→ **Supplied data**:
* * *

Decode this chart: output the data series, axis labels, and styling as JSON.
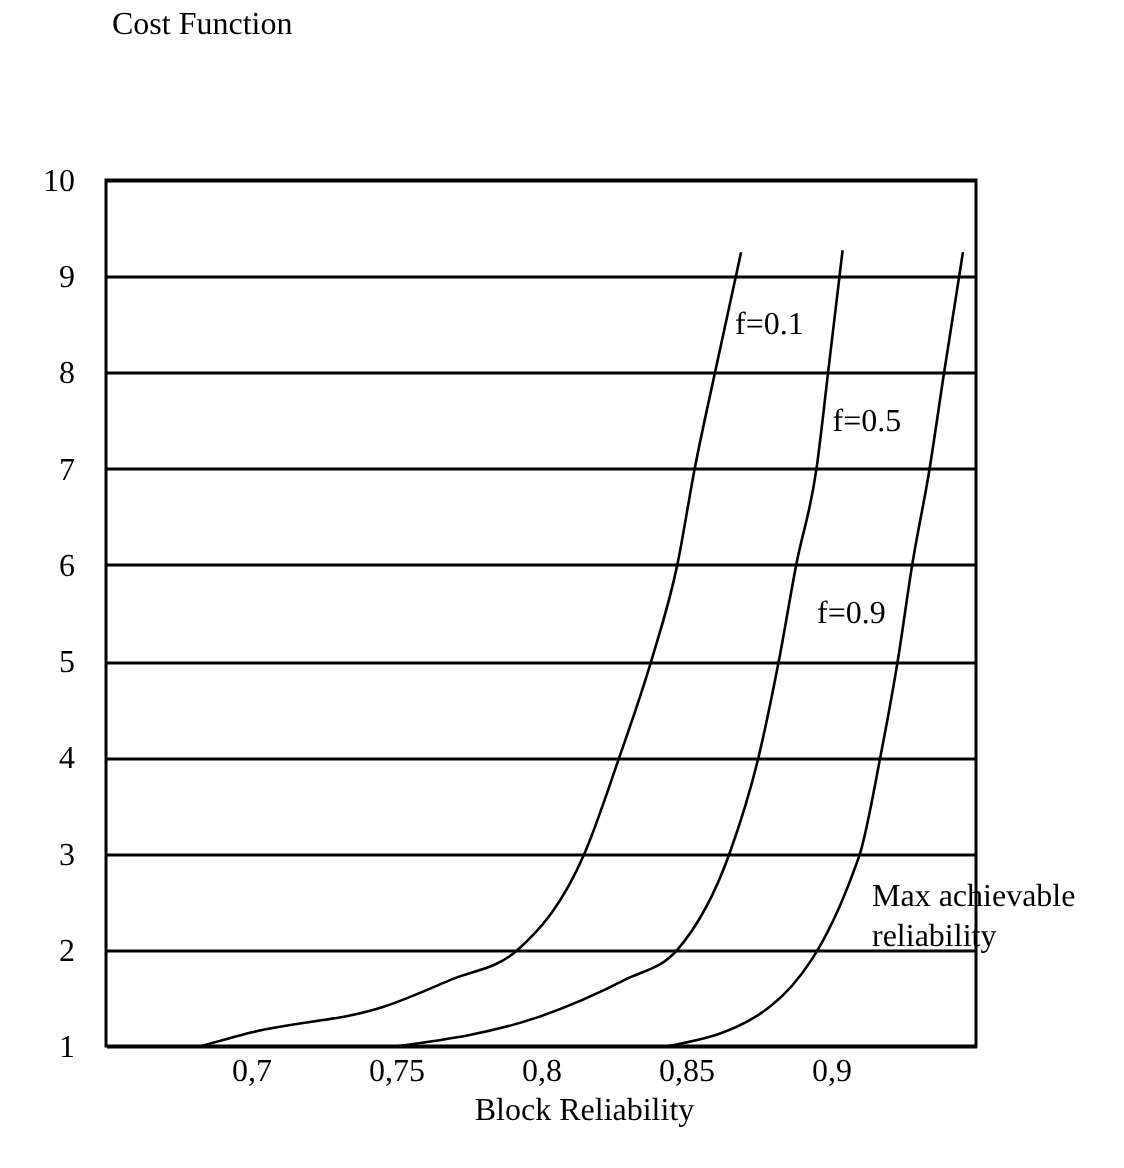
{
  "chart_data": {
    "type": "line",
    "xlabel": "Block Reliability",
    "ylabel": "Cost Function",
    "xlim": [
      0.65,
      0.95
    ],
    "ylim": [
      1,
      10
    ],
    "xticks": [
      {
        "value": 0.7,
        "label": "0,7"
      },
      {
        "value": 0.75,
        "label": "0,75"
      },
      {
        "value": 0.8,
        "label": "0,8"
      },
      {
        "value": 0.85,
        "label": "0,85"
      },
      {
        "value": 0.9,
        "label": "0,9"
      }
    ],
    "yticks": [
      1,
      2,
      3,
      4,
      5,
      6,
      7,
      8,
      9,
      10
    ],
    "grid": "y",
    "marker": "none",
    "line_style": "solid",
    "annotations": [
      "Max achievable reliability"
    ],
    "series": [
      {
        "name": "f=0.1",
        "color": "#000000",
        "x": [
          0.683,
          0.7,
          0.746,
          0.769,
          0.792,
          0.815,
          0.827,
          0.838,
          0.847,
          0.853,
          0.86,
          0.869
        ],
        "values": [
          1.0,
          1.14,
          1.41,
          1.69,
          2.0,
          3.0,
          4,
          5,
          6,
          7,
          8,
          9.25
        ]
      },
      {
        "name": "f=0.5",
        "color": "#000000",
        "x": [
          0.751,
          0.799,
          0.829,
          0.847,
          0.865,
          0.875,
          0.882,
          0.888,
          0.895,
          0.899,
          0.904
        ],
        "values": [
          1.0,
          1.3,
          1.69,
          2.0,
          3.0,
          4,
          5,
          6,
          7,
          8,
          9.27
        ]
      },
      {
        "name": "f=0.9",
        "color": "#000000",
        "x": [
          0.844,
          0.879,
          0.908,
          0.91,
          0.917,
          0.923,
          0.928,
          0.934,
          0.939,
          0.9455
        ],
        "values": [
          1.0,
          1.41,
          2.83,
          3,
          4,
          5,
          6,
          7,
          8,
          9.25
        ]
      }
    ]
  }
}
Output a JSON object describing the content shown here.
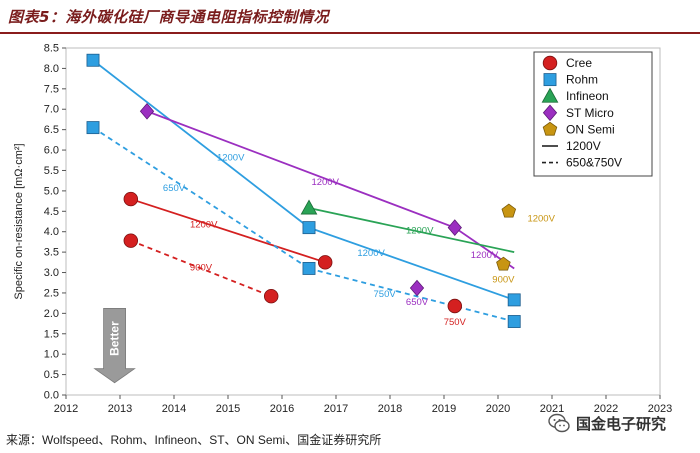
{
  "header": {
    "title": "图表5：海外碳化硅厂商导通电阻指标控制情况"
  },
  "footer": {
    "source": "来源：Wolfspeed、Rohm、Infineon、ST、ON Semi、国金证券研究所",
    "logo_text": "国金电子研究"
  },
  "chart_data": {
    "type": "scatter",
    "ylabel": "Specific on-resistance [mΩ·cm²]",
    "xlim": [
      2012,
      2023
    ],
    "ylim": [
      0,
      8.5
    ],
    "x_ticks": [
      "2012",
      "2013",
      "2014",
      "2015",
      "2016",
      "2017",
      "2018",
      "2019",
      "2020",
      "2021",
      "2022",
      "2023"
    ],
    "y_ticks": [
      "0.0",
      "0.5",
      "1.0",
      "1.5",
      "2.0",
      "2.5",
      "3.0",
      "3.5",
      "4.0",
      "4.5",
      "5.0",
      "5.5",
      "6.0",
      "6.5",
      "7.0",
      "7.5",
      "8.0",
      "8.5"
    ],
    "arrow_label": "Better",
    "legend_position": "top-right",
    "series": [
      {
        "name": "Cree",
        "marker": "circle",
        "color": "#d42020",
        "points": [
          [
            2013.2,
            4.8
          ],
          [
            2013.2,
            3.78
          ],
          [
            2015.8,
            2.42
          ],
          [
            2016.8,
            3.25
          ],
          [
            2019.2,
            2.18
          ]
        ]
      },
      {
        "name": "Rohm",
        "marker": "square",
        "color": "#2e9ee0",
        "points": [
          [
            2012.5,
            8.2
          ],
          [
            2012.5,
            6.55
          ],
          [
            2016.5,
            4.1
          ],
          [
            2016.5,
            3.1
          ],
          [
            2020.3,
            2.33
          ],
          [
            2020.3,
            1.8
          ]
        ]
      },
      {
        "name": "Infineon",
        "marker": "triangle",
        "color": "#2aa356",
        "points": [
          [
            2016.5,
            4.58
          ]
        ]
      },
      {
        "name": "ST Micro",
        "marker": "diamond",
        "color": "#9b2fc0",
        "points": [
          [
            2013.5,
            6.95
          ],
          [
            2018.5,
            2.62
          ],
          [
            2019.2,
            4.1
          ]
        ]
      },
      {
        "name": "ON Semi",
        "marker": "pentagon",
        "color": "#c89512",
        "points": [
          [
            2020.2,
            4.5
          ],
          [
            2020.1,
            3.2
          ]
        ]
      }
    ],
    "lines": [
      {
        "series": "Cree",
        "style": "solid",
        "label": "1200V",
        "points": [
          [
            2013.2,
            4.8
          ],
          [
            2016.8,
            3.25
          ]
        ]
      },
      {
        "series": "Cree",
        "style": "dashed",
        "label": "900V",
        "points": [
          [
            2013.2,
            3.78
          ],
          [
            2015.8,
            2.42
          ]
        ]
      },
      {
        "series": "Rohm",
        "style": "solid",
        "label": "1200V",
        "points": [
          [
            2012.5,
            8.2
          ],
          [
            2016.5,
            4.1
          ]
        ]
      },
      {
        "series": "Rohm",
        "style": "solid",
        "label": "1200V",
        "points": [
          [
            2016.5,
            4.1
          ],
          [
            2020.3,
            2.33
          ]
        ]
      },
      {
        "series": "Rohm",
        "style": "dashed",
        "label": "650V",
        "points": [
          [
            2012.5,
            6.55
          ],
          [
            2016.5,
            3.1
          ]
        ]
      },
      {
        "series": "Rohm",
        "style": "dashed",
        "label": "750V",
        "points": [
          [
            2016.5,
            3.1
          ],
          [
            2020.3,
            1.8
          ]
        ]
      },
      {
        "series": "ST Micro",
        "style": "solid",
        "label": "1200V",
        "points": [
          [
            2013.5,
            6.95
          ],
          [
            2019.2,
            4.1
          ],
          [
            2020.3,
            3.1
          ]
        ]
      },
      {
        "series": "Infineon",
        "style": "solid",
        "label": "1200V",
        "points": [
          [
            2016.5,
            4.58
          ],
          [
            2020.3,
            3.5
          ]
        ]
      }
    ],
    "annotations": [
      {
        "text": "1200V",
        "x": 2015.05,
        "y": 5.75,
        "color": "#2e9ee0"
      },
      {
        "text": "650V",
        "x": 2014.0,
        "y": 5.0,
        "color": "#2e9ee0"
      },
      {
        "text": "1200V",
        "x": 2016.8,
        "y": 5.15,
        "color": "#9b2fc0"
      },
      {
        "text": "1200V",
        "x": 2014.55,
        "y": 4.1,
        "color": "#d42020"
      },
      {
        "text": "900V",
        "x": 2014.5,
        "y": 3.05,
        "color": "#d42020"
      },
      {
        "text": "1200V",
        "x": 2018.55,
        "y": 3.95,
        "color": "#2aa356"
      },
      {
        "text": "1200V",
        "x": 2017.65,
        "y": 3.4,
        "color": "#2e9ee0"
      },
      {
        "text": "750V",
        "x": 2017.9,
        "y": 2.4,
        "color": "#2e9ee0"
      },
      {
        "text": "650V",
        "x": 2018.5,
        "y": 2.2,
        "color": "#9b2fc0"
      },
      {
        "text": "750V",
        "x": 2019.2,
        "y": 1.72,
        "color": "#d42020"
      },
      {
        "text": "1200V",
        "x": 2019.75,
        "y": 3.35,
        "color": "#9b2fc0"
      },
      {
        "text": "900V",
        "x": 2020.1,
        "y": 2.75,
        "color": "#c89512"
      },
      {
        "text": "1200V",
        "x": 2020.8,
        "y": 4.25,
        "color": "#c89512"
      }
    ],
    "legend": [
      {
        "label": "Cree",
        "marker": "circle",
        "color": "#d42020"
      },
      {
        "label": "Rohm",
        "marker": "square",
        "color": "#2e9ee0"
      },
      {
        "label": "Infineon",
        "marker": "triangle",
        "color": "#2aa356"
      },
      {
        "label": "ST Micro",
        "marker": "diamond",
        "color": "#9b2fc0"
      },
      {
        "label": "ON Semi",
        "marker": "pentagon",
        "color": "#c89512"
      },
      {
        "label": "1200V",
        "marker": "solid-line",
        "color": "#222222"
      },
      {
        "label": "650&750V",
        "marker": "dashed-line",
        "color": "#222222"
      }
    ]
  }
}
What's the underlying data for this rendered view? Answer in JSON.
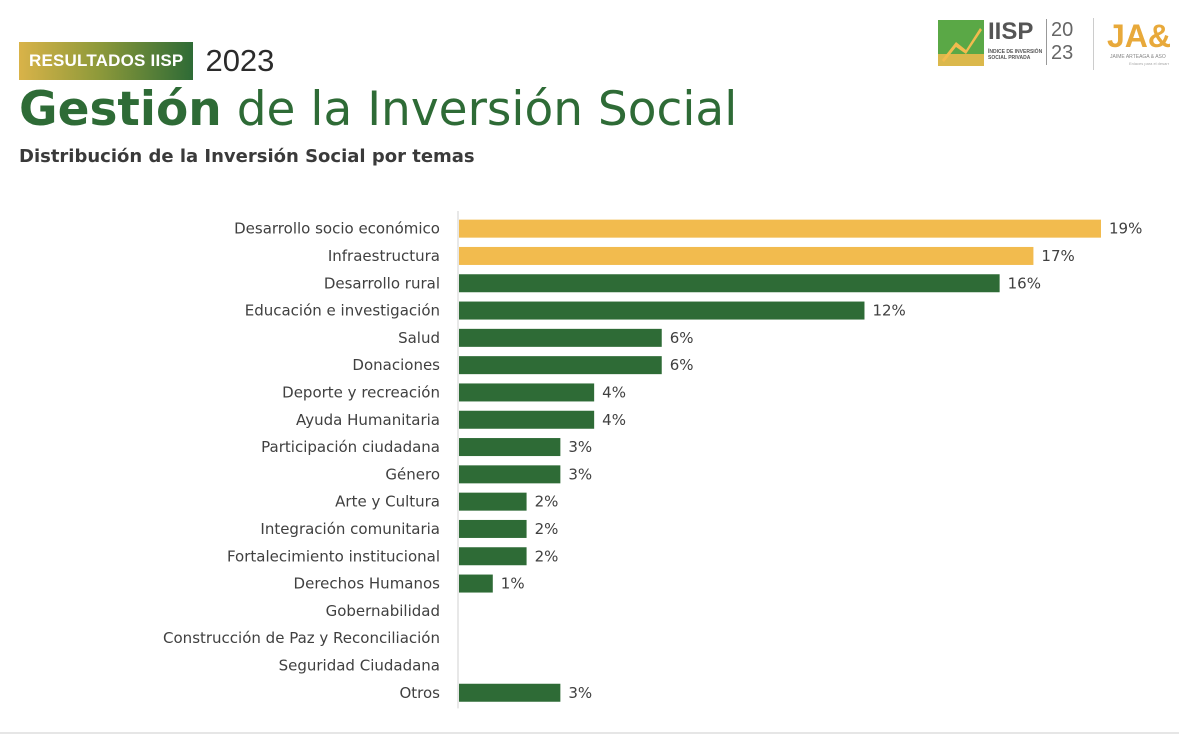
{
  "header": {
    "badge_label": "RESULTADOS IISP",
    "badge_year": "2023",
    "title_bold": "Gestión",
    "title_rest": " de la Inversión Social",
    "subtitle": "Distribución de la Inversión Social por temas"
  },
  "logos": {
    "iisp_word": "IISP",
    "iisp_sub": "ÍNDICE DE INVERSIÓN SOCIAL PRIVADA",
    "iisp_year_top": "20",
    "iisp_year_bottom": "23",
    "ja_mark": "JA&",
    "ja_line1": "JAIME ARTEAGA & ASO",
    "ja_line2": "Enlaces para el desarr"
  },
  "colors": {
    "highlight": "#f2bb4e",
    "primary": "#2e6b36",
    "title_green": "#2e6b36"
  },
  "chart_data": {
    "type": "bar",
    "orientation": "horizontal",
    "categories": [
      "Desarrollo socio económico",
      "Infraestructura",
      "Desarrollo rural",
      "Educación e investigación",
      "Salud",
      "Donaciones",
      "Deporte y recreación",
      "Ayuda Humanitaria",
      "Participación ciudadana",
      "Género",
      "Arte y Cultura",
      "Integración comunitaria",
      "Fortalecimiento institucional",
      "Derechos Humanos",
      "Gobernabilidad",
      "Construcción de Paz y Reconciliación",
      "Seguridad Ciudadana",
      "Otros"
    ],
    "values": [
      19,
      17,
      16,
      12,
      6,
      6,
      4,
      4,
      3,
      3,
      2,
      2,
      2,
      1,
      0,
      0,
      0,
      3
    ],
    "value_labels": [
      "19%",
      "17%",
      "16%",
      "12%",
      "6%",
      "6%",
      "4%",
      "4%",
      "3%",
      "3%",
      "2%",
      "2%",
      "2%",
      "1%",
      "",
      "",
      "",
      "3%"
    ],
    "highlighted_count": 2,
    "unit": "%",
    "xlim": [
      0,
      19
    ],
    "grid": false,
    "legend": "none"
  }
}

* * *

→ **The task**: Select every line of the material above holding the word "ylabel" and copy it.

→ **Written solution**:
    "ylabel": "Cost Function",
    "ylabel": "Specific on-resistance [mΩ·cm²]",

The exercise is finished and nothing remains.